§ **TASK TO COMPLETE**: List each line of the data that holds the string "this".

+--

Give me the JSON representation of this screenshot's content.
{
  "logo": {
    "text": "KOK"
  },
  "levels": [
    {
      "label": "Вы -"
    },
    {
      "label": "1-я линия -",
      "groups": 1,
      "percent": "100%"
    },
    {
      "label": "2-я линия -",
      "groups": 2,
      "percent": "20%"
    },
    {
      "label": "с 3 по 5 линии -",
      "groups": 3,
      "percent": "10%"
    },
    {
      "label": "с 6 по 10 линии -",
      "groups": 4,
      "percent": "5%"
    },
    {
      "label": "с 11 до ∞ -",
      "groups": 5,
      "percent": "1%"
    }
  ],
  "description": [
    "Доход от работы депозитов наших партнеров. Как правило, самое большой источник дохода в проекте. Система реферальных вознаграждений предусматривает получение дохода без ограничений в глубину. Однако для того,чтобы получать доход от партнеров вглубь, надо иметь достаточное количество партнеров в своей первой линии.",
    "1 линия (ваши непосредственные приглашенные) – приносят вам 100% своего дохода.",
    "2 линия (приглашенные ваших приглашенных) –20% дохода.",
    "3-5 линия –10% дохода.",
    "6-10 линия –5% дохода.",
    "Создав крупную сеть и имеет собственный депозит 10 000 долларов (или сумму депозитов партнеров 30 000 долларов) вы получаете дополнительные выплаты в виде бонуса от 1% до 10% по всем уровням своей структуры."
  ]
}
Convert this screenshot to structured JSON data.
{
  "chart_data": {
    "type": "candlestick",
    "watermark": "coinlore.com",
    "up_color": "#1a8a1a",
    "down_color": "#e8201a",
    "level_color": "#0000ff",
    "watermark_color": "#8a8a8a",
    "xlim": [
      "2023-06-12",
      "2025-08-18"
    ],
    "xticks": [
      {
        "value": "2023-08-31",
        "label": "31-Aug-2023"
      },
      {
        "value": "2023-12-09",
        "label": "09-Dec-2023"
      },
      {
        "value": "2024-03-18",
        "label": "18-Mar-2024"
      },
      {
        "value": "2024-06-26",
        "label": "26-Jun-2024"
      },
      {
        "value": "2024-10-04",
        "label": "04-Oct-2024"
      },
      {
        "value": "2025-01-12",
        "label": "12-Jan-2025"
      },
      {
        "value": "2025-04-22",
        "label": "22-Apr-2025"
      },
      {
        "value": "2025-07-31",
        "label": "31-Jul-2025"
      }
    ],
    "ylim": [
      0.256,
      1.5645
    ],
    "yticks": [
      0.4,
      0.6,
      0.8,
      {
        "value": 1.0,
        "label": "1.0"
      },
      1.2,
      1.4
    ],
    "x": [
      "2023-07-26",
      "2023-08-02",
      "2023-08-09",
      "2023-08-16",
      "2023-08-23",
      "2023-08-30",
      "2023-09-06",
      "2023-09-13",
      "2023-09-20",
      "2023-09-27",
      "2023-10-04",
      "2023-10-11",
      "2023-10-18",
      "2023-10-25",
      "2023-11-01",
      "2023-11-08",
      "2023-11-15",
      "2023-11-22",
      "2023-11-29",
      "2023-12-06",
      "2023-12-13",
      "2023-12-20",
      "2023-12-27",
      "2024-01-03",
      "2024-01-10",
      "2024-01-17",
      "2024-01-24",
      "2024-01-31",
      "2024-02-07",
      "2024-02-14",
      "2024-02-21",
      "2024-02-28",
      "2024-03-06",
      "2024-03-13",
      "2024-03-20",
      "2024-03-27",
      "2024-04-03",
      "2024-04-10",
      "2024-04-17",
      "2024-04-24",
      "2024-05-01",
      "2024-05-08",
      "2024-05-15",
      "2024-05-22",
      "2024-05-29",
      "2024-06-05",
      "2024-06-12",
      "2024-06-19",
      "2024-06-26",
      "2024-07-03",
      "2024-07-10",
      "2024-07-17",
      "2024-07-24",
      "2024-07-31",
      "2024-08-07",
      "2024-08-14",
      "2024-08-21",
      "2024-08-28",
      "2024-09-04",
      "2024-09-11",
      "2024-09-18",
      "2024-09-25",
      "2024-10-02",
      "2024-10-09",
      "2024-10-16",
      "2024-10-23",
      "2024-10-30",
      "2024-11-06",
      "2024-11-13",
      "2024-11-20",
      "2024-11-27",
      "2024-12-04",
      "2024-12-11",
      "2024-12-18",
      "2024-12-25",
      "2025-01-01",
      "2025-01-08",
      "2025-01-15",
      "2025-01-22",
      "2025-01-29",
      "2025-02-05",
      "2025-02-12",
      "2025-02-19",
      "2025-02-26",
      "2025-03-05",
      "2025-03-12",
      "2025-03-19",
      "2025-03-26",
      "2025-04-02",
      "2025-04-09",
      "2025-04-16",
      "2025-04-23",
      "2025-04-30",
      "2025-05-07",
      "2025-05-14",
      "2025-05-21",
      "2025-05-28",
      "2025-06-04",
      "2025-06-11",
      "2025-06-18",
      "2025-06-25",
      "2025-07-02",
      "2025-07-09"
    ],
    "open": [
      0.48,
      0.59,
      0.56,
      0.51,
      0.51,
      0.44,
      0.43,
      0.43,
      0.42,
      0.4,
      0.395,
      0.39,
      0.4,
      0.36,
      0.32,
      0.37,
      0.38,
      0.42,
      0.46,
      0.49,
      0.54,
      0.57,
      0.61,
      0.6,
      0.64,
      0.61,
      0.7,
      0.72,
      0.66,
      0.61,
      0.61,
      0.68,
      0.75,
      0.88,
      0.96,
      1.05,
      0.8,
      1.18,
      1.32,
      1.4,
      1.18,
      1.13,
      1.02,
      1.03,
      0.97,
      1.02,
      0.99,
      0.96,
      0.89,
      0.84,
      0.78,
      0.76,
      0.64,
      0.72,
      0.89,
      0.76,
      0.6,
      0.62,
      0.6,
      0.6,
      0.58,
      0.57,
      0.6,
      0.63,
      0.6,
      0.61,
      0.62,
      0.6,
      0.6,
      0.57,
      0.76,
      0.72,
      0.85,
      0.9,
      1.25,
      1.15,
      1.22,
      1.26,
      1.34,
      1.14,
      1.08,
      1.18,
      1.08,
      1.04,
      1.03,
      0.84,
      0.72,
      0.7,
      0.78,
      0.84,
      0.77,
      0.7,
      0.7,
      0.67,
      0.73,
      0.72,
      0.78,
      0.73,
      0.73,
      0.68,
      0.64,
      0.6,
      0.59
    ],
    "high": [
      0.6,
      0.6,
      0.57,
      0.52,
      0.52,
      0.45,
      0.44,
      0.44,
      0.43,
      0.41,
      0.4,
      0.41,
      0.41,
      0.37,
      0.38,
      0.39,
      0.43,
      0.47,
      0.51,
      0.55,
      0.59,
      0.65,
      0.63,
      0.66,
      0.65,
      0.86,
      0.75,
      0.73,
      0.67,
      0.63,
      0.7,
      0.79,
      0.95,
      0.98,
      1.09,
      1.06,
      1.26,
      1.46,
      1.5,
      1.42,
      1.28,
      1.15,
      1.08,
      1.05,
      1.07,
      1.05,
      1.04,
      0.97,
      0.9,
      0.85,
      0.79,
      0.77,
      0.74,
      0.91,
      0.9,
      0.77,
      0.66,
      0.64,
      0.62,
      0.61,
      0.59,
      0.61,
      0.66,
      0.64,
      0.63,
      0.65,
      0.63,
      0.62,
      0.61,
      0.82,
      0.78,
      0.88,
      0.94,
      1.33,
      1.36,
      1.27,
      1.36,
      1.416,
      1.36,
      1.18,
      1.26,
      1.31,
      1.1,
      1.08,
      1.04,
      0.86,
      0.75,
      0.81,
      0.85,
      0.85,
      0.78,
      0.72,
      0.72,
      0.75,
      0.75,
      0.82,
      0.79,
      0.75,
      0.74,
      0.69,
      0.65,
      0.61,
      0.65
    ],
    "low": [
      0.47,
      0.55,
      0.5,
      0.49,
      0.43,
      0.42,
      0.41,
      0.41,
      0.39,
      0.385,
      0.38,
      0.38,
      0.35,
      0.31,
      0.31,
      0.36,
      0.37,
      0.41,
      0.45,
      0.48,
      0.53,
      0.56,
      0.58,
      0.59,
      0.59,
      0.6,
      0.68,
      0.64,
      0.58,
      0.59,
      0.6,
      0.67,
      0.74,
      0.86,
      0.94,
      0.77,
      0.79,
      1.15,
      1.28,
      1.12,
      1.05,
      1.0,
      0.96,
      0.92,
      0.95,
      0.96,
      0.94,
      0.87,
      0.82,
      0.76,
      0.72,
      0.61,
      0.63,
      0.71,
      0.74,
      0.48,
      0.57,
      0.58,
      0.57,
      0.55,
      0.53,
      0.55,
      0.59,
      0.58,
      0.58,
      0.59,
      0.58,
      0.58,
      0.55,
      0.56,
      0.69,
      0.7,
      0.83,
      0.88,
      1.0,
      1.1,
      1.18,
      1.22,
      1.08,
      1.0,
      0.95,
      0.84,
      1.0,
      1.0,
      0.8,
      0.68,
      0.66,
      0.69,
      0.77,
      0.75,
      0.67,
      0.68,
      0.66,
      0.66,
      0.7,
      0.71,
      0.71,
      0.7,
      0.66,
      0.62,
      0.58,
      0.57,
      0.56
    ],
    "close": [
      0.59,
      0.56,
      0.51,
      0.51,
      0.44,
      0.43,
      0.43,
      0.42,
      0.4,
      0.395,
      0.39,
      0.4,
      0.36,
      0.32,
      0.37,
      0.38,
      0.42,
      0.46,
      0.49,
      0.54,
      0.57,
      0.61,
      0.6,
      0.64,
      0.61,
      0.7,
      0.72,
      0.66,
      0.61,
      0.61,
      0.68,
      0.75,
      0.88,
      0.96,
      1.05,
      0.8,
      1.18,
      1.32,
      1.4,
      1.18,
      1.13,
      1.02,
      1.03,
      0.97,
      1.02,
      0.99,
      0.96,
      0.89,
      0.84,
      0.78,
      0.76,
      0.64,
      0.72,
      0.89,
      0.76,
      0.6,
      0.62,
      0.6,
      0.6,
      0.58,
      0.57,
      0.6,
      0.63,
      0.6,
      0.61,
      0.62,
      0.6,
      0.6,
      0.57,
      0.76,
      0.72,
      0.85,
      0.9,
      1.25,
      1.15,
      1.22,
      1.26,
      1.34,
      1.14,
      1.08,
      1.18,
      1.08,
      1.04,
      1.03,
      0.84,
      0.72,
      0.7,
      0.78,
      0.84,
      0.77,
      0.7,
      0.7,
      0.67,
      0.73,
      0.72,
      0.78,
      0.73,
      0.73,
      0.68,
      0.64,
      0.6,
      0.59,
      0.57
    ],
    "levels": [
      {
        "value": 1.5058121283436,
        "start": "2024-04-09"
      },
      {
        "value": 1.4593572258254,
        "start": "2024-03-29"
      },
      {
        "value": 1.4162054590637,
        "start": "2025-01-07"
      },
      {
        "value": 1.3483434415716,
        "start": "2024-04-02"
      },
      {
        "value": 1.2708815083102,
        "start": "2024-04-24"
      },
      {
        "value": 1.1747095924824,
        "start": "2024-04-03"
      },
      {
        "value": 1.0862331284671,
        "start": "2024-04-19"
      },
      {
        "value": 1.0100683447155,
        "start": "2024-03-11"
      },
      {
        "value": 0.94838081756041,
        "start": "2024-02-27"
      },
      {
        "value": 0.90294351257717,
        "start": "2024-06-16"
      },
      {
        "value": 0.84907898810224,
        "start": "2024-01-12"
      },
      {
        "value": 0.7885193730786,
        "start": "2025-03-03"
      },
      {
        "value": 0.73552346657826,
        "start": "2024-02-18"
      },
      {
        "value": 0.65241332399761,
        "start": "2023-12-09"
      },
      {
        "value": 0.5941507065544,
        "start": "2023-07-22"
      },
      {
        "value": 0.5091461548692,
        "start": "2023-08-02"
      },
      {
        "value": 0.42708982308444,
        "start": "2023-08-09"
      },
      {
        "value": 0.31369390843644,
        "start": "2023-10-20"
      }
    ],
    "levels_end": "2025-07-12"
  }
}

+--

§ **CORRECT RESULT**:
Give me the JSON representation of this screenshot's content.
Convert this screenshot to structured JSON data.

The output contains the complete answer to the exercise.